# [AIM]
Can you reproduce the material with every "tweet-actions" swapped for "post-actions", leaving everything else as it is?

--- START OF SUPPLIED MATERIAL ---

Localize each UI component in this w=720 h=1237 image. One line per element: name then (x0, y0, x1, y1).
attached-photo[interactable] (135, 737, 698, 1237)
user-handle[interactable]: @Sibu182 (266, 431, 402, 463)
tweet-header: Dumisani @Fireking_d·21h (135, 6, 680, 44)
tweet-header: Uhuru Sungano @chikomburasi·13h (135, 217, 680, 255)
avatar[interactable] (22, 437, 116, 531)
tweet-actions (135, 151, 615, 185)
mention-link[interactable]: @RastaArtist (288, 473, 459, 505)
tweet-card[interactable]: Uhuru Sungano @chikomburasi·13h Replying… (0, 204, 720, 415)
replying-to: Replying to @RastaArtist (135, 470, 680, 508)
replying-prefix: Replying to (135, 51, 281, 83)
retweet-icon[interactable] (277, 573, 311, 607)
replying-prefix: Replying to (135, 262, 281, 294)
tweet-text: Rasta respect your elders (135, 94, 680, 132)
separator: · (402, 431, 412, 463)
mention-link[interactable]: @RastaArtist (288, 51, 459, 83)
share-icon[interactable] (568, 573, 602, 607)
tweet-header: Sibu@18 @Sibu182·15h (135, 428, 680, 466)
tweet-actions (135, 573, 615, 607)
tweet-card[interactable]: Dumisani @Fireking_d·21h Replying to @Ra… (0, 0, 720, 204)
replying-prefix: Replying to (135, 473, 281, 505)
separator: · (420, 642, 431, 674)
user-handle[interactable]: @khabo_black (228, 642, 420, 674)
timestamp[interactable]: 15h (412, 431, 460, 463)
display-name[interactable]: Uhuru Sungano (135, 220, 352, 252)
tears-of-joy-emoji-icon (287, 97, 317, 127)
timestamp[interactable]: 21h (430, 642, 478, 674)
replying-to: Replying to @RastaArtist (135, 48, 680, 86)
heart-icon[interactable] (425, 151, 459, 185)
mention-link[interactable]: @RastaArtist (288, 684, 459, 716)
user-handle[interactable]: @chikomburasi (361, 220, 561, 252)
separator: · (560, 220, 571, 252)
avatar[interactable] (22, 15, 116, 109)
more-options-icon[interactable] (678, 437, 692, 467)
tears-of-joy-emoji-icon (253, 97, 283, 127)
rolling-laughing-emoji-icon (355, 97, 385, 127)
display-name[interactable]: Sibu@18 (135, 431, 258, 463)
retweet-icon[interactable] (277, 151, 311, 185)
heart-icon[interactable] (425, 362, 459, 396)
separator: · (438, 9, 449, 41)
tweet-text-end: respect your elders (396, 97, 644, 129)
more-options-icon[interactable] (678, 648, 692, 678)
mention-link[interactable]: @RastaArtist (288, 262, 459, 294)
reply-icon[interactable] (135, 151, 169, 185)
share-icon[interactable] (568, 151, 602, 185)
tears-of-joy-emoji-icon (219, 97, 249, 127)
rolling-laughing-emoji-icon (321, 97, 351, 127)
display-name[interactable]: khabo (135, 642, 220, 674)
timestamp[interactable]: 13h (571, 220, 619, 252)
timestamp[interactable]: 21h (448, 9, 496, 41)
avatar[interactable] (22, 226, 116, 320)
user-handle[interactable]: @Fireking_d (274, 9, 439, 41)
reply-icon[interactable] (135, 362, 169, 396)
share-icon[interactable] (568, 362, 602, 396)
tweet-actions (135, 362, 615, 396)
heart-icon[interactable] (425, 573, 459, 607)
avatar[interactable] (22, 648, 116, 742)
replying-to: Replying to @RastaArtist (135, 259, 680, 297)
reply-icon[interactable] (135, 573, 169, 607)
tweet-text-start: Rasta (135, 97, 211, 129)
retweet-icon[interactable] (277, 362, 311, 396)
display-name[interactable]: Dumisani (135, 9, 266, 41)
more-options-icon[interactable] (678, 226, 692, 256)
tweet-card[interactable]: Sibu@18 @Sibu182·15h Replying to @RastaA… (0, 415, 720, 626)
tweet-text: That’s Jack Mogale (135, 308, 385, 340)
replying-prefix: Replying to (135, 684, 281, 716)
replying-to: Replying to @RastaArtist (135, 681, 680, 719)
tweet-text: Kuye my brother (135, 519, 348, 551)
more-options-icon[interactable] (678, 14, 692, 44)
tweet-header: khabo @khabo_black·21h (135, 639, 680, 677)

--- END OF SUPPLIED MATERIAL ---

# [FINAL ANSWER]
Localize each UI component in this w=720 h=1237 image. One line per element: name then (x0, y0, x1, y1).
attached-photo[interactable] (135, 737, 698, 1237)
user-handle[interactable]: @Sibu182 (266, 431, 402, 463)
tweet-header: Dumisani @Fireking_d·21h (135, 6, 680, 44)
tweet-header: Uhuru Sungano @chikomburasi·13h (135, 217, 680, 255)
avatar[interactable] (22, 437, 116, 531)
post-actions (135, 151, 615, 185)
mention-link[interactable]: @RastaArtist (288, 473, 459, 505)
tweet-card[interactable]: Uhuru Sungano @chikomburasi·13h Replying… (0, 204, 720, 415)
replying-to: Replying to @RastaArtist (135, 470, 680, 508)
replying-prefix: Replying to (135, 51, 281, 83)
retweet-icon[interactable] (277, 573, 311, 607)
replying-prefix: Replying to (135, 262, 281, 294)
tweet-text: Rasta respect your elders (135, 94, 680, 132)
separator: · (402, 431, 412, 463)
mention-link[interactable]: @RastaArtist (288, 51, 459, 83)
share-icon[interactable] (568, 573, 602, 607)
tweet-header: Sibu@18 @Sibu182·15h (135, 428, 680, 466)
post-actions (135, 573, 615, 607)
tweet-card[interactable]: Dumisani @Fireking_d·21h Replying to @Ra… (0, 0, 720, 204)
replying-prefix: Replying to (135, 473, 281, 505)
separator: · (420, 642, 431, 674)
user-handle[interactable]: @khabo_black (228, 642, 420, 674)
timestamp[interactable]: 15h (412, 431, 460, 463)
display-name[interactable]: Uhuru Sungano (135, 220, 352, 252)
tears-of-joy-emoji-icon (287, 97, 317, 127)
timestamp[interactable]: 21h (430, 642, 478, 674)
replying-to: Replying to @RastaArtist (135, 48, 680, 86)
heart-icon[interactable] (425, 151, 459, 185)
mention-link[interactable]: @RastaArtist (288, 684, 459, 716)
user-handle[interactable]: @chikomburasi (361, 220, 561, 252)
separator: · (560, 220, 571, 252)
avatar[interactable] (22, 15, 116, 109)
more-options-icon[interactable] (678, 437, 692, 467)
tears-of-joy-emoji-icon (253, 97, 283, 127)
rolling-laughing-emoji-icon (355, 97, 385, 127)
display-name[interactable]: Sibu@18 (135, 431, 258, 463)
retweet-icon[interactable] (277, 151, 311, 185)
heart-icon[interactable] (425, 362, 459, 396)
separator: · (438, 9, 449, 41)
tweet-text-end: respect your elders (396, 97, 644, 129)
more-options-icon[interactable] (678, 648, 692, 678)
mention-link[interactable]: @RastaArtist (288, 262, 459, 294)
reply-icon[interactable] (135, 151, 169, 185)
share-icon[interactable] (568, 151, 602, 185)
tears-of-joy-emoji-icon (219, 97, 249, 127)
rolling-laughing-emoji-icon (321, 97, 351, 127)
display-name[interactable]: khabo (135, 642, 220, 674)
timestamp[interactable]: 13h (571, 220, 619, 252)
timestamp[interactable]: 21h (448, 9, 496, 41)
avatar[interactable] (22, 226, 116, 320)
user-handle[interactable]: @Fireking_d (274, 9, 439, 41)
reply-icon[interactable] (135, 362, 169, 396)
share-icon[interactable] (568, 362, 602, 396)
post-actions (135, 362, 615, 396)
heart-icon[interactable] (425, 573, 459, 607)
avatar[interactable] (22, 648, 116, 742)
replying-to: Replying to @RastaArtist (135, 259, 680, 297)
reply-icon[interactable] (135, 573, 169, 607)
tweet-text-start: Rasta (135, 97, 211, 129)
retweet-icon[interactable] (277, 362, 311, 396)
display-name[interactable]: Dumisani (135, 9, 266, 41)
more-options-icon[interactable] (678, 226, 692, 256)
tweet-card[interactable]: Sibu@18 @Sibu182·15h Replying to @RastaA… (0, 415, 720, 626)
tweet-text: That’s Jack Mogale (135, 308, 385, 340)
replying-prefix: Replying to (135, 684, 281, 716)
replying-to: Replying to @RastaArtist (135, 681, 680, 719)
tweet-text: Kuye my brother (135, 519, 348, 551)
more-options-icon[interactable] (678, 14, 692, 44)
tweet-header: khabo @khabo_black·21h (135, 639, 680, 677)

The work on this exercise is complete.